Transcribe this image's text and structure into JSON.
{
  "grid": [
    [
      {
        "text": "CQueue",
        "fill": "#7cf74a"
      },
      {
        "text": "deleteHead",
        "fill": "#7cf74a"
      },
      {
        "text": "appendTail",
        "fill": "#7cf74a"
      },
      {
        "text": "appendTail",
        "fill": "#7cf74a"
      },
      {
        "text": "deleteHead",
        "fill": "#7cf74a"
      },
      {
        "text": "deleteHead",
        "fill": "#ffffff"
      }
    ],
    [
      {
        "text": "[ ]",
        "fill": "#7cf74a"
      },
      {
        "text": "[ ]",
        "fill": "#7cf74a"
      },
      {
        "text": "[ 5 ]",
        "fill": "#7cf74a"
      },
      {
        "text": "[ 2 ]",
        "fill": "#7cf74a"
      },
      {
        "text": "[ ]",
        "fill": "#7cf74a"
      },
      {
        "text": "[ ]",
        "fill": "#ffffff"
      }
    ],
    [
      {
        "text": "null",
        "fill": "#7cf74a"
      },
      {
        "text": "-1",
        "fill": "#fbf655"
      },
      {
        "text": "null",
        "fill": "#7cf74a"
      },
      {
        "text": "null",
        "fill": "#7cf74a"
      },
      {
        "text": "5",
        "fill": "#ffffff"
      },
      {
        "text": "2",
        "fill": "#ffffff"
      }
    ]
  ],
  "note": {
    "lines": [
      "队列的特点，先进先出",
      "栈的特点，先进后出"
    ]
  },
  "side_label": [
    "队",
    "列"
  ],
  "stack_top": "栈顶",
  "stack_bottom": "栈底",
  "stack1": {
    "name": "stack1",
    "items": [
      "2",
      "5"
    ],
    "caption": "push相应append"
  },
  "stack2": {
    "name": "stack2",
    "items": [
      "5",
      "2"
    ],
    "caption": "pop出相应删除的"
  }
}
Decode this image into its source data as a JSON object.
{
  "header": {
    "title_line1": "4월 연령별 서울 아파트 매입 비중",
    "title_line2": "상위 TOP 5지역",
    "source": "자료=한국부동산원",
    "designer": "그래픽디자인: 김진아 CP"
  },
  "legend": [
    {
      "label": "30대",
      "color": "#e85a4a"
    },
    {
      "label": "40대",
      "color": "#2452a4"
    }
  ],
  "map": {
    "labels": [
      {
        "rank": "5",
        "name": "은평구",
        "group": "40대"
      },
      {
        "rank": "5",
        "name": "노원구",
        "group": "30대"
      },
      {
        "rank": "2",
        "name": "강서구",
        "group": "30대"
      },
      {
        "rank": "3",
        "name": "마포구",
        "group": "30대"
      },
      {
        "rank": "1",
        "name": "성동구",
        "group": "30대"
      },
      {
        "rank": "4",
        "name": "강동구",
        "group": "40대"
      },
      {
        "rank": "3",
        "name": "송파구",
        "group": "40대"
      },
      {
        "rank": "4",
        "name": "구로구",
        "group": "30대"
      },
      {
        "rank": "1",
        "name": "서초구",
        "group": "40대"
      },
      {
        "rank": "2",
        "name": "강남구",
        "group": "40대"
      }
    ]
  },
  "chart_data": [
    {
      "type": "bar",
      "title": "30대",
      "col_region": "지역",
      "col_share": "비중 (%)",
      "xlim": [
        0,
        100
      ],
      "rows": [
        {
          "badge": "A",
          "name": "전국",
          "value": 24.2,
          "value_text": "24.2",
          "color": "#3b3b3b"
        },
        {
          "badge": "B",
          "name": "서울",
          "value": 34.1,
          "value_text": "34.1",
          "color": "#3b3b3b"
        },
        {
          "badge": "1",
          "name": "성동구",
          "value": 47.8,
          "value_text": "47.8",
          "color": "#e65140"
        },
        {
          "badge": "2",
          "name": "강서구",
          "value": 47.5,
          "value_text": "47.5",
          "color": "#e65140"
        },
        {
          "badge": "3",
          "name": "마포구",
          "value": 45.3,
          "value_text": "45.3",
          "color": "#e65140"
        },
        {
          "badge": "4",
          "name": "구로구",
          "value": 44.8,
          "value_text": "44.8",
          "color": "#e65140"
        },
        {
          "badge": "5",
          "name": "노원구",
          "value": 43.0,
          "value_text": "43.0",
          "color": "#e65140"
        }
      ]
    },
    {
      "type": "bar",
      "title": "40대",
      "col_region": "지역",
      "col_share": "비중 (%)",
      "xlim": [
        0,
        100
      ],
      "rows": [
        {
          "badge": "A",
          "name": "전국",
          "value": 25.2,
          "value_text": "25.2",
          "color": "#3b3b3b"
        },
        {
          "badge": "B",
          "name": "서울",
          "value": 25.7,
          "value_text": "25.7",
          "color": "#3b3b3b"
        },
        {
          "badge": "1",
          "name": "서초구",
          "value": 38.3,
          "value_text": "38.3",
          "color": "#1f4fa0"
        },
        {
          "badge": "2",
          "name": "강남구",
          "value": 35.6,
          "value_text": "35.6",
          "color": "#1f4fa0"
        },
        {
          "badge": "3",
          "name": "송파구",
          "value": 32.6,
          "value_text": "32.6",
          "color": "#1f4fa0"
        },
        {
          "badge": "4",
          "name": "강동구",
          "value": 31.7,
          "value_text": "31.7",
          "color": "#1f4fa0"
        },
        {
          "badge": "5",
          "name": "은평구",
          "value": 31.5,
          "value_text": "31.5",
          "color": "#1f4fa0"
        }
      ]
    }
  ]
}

-=-=-=-=-

## Stated exercise
Make an exact copy of the listing, including every line.

## Exercise response
Transcribe this image's text and structure into JSON.
{
  "grid": [
    [
      {
        "text": "CQueue",
        "fill": "#7cf74a"
      },
      {
        "text": "deleteHead",
        "fill": "#7cf74a"
      },
      {
        "text": "appendTail",
        "fill": "#7cf74a"
      },
      {
        "text": "appendTail",
        "fill": "#7cf74a"
      },
      {
        "text": "deleteHead",
        "fill": "#7cf74a"
      },
      {
        "text": "deleteHead",
        "fill": "#ffffff"
      }
    ],
    [
      {
        "text": "[ ]",
        "fill": "#7cf74a"
      },
      {
        "text": "[ ]",
        "fill": "#7cf74a"
      },
      {
        "text": "[ 5 ]",
        "fill": "#7cf74a"
      },
      {
        "text": "[ 2 ]",
        "fill": "#7cf74a"
      },
      {
        "text": "[ ]",
        "fill": "#7cf74a"
      },
      {
        "text": "[ ]",
        "fill": "#ffffff"
      }
    ],
    [
      {
        "text": "null",
        "fill": "#7cf74a"
      },
      {
        "text": "-1",
        "fill": "#fbf655"
      },
      {
        "text": "null",
        "fill": "#7cf74a"
      },
      {
        "text": "null",
        "fill": "#7cf74a"
      },
      {
        "text": "5",
        "fill": "#ffffff"
      },
      {
        "text": "2",
        "fill": "#ffffff"
      }
    ]
  ],
  "note": {
    "lines": [
      "队列的特点，先进先出",
      "栈的特点，先进后出"
    ]
  },
  "side_label": [
    "队",
    "列"
  ],
  "stack_top": "栈顶",
  "stack_bottom": "栈底",
  "stack1": {
    "name": "stack1",
    "items": [
      "2",
      "5"
    ],
    "caption": "push相应append"
  },
  "stack2": {
    "name": "stack2",
    "items": [
      "5",
      "2"
    ],
    "caption": "pop出相应删除的"
  }
}
Decode this image into its source data as a JSON object.
{
  "header": {
    "title_line1": "4월 연령별 서울 아파트 매입 비중",
    "title_line2": "상위 TOP 5지역",
    "source": "자료=한국부동산원",
    "designer": "그래픽디자인: 김진아 CP"
  },
  "legend": [
    {
      "label": "30대",
      "color": "#e85a4a"
    },
    {
      "label": "40대",
      "color": "#2452a4"
    }
  ],
  "map": {
    "labels": [
      {
        "rank": "5",
        "name": "은평구",
        "group": "40대"
      },
      {
        "rank": "5",
        "name": "노원구",
        "group": "30대"
      },
      {
        "rank": "2",
        "name": "강서구",
        "group": "30대"
      },
      {
        "rank": "3",
        "name": "마포구",
        "group": "30대"
      },
      {
        "rank": "1",
        "name": "성동구",
        "group": "30대"
      },
      {
        "rank": "4",
        "name": "강동구",
        "group": "40대"
      },
      {
        "rank": "3",
        "name": "송파구",
        "group": "40대"
      },
      {
        "rank": "4",
        "name": "구로구",
        "group": "30대"
      },
      {
        "rank": "1",
        "name": "서초구",
        "group": "40대"
      },
      {
        "rank": "2",
        "name": "강남구",
        "group": "40대"
      }
    ]
  },
  "chart_data": [
    {
      "type": "bar",
      "title": "30대",
      "col_region": "지역",
      "col_share": "비중 (%)",
      "xlim": [
        0,
        100
      ],
      "rows": [
        {
          "badge": "A",
          "name": "전국",
          "value": 24.2,
          "value_text": "24.2",
          "color": "#3b3b3b"
        },
        {
          "badge": "B",
          "name": "서울",
          "value": 34.1,
          "value_text": "34.1",
          "color": "#3b3b3b"
        },
        {
          "badge": "1",
          "name": "성동구",
          "value": 47.8,
          "value_text": "47.8",
          "color": "#e65140"
        },
        {
          "badge": "2",
          "name": "강서구",
          "value": 47.5,
          "value_text": "47.5",
          "color": "#e65140"
        },
        {
          "badge": "3",
          "name": "마포구",
          "value": 45.3,
          "value_text": "45.3",
          "color": "#e65140"
        },
        {
          "badge": "4",
          "name": "구로구",
          "value": 44.8,
          "value_text": "44.8",
          "color": "#e65140"
        },
        {
          "badge": "5",
          "name": "노원구",
          "value": 43.0,
          "value_text": "43.0",
          "color": "#e65140"
        }
      ]
    },
    {
      "type": "bar",
      "title": "40대",
      "col_region": "지역",
      "col_share": "비중 (%)",
      "xlim": [
        0,
        100
      ],
      "rows": [
        {
          "badge": "A",
          "name": "전국",
          "value": 25.2,
          "value_text": "25.2",
          "color": "#3b3b3b"
        },
        {
          "badge": "B",
          "name": "서울",
          "value": 25.7,
          "value_text": "25.7",
          "color": "#3b3b3b"
        },
        {
          "badge": "1",
          "name": "서초구",
          "value": 38.3,
          "value_text": "38.3",
          "color": "#1f4fa0"
        },
        {
          "badge": "2",
          "name": "강남구",
          "value": 35.6,
          "value_text": "35.6",
          "color": "#1f4fa0"
        },
        {
          "badge": "3",
          "name": "송파구",
          "value": 32.6,
          "value_text": "32.6",
          "color": "#1f4fa0"
        },
        {
          "badge": "4",
          "name": "강동구",
          "value": 31.7,
          "value_text": "31.7",
          "color": "#1f4fa0"
        },
        {
          "badge": "5",
          "name": "은평구",
          "value": 31.5,
          "value_text": "31.5",
          "color": "#1f4fa0"
        }
      ]
    }
  ]
}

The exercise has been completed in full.